Reproduce every entry exactly as shown.

__________

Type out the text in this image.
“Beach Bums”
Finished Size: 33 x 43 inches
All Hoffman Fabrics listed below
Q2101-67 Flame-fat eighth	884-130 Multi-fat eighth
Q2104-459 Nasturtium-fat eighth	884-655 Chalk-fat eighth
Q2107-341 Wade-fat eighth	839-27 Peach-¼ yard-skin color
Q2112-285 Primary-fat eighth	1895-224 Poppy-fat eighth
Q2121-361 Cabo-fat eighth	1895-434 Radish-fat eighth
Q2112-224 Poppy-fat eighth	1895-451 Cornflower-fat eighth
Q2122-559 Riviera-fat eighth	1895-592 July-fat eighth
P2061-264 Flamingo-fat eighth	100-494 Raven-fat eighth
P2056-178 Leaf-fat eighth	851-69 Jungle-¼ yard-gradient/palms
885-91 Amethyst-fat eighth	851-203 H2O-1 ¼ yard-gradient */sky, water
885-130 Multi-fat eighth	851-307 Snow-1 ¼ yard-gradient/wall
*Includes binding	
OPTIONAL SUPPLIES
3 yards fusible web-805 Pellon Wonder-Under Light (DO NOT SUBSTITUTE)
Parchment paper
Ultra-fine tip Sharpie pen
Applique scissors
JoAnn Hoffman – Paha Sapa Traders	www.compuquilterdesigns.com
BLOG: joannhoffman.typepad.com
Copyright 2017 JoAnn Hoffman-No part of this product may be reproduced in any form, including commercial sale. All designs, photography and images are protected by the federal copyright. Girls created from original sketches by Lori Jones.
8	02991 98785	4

__________

● REPLY
Type out the text in this image.
“Beach Bums”
Finished Size: 33 x 43 inches
All Hoffman Fabrics listed below
Q2101-67 Flame-fat eighth	884-130 Multi-fat eighth
Q2104-459 Nasturtium-fat eighth	884-655 Chalk-fat eighth
Q2107-341 Wade-fat eighth	839-27 Peach-¼ yard-skin color
Q2112-285 Primary-fat eighth	1895-224 Poppy-fat eighth
Q2121-361 Cabo-fat eighth	1895-434 Radish-fat eighth
Q2112-224 Poppy-fat eighth	1895-451 Cornflower-fat eighth
Q2122-559 Riviera-fat eighth	1895-592 July-fat eighth
P2061-264 Flamingo-fat eighth	100-494 Raven-fat eighth
P2056-178 Leaf-fat eighth	851-69 Jungle-¼ yard-gradient/palms
885-91 Amethyst-fat eighth	851-203 H2O-1 ¼ yard-gradient */sky, water
885-130 Multi-fat eighth	851-307 Snow-1 ¼ yard-gradient/wall
*Includes binding	
OPTIONAL SUPPLIES
3 yards fusible web-805 Pellon Wonder-Under Light (DO NOT SUBSTITUTE)
Parchment paper
Ultra-fine tip Sharpie pen
Applique scissors
JoAnn Hoffman – Paha Sapa Traders	www.compuquilterdesigns.com
BLOG: joannhoffman.typepad.com
Copyright 2017 JoAnn Hoffman-No part of this product may be reproduced in any form, including commercial sale. All designs, photography and images are protected by the federal copyright. Girls created from original sketches by Lori Jones.
8	02991 98785	4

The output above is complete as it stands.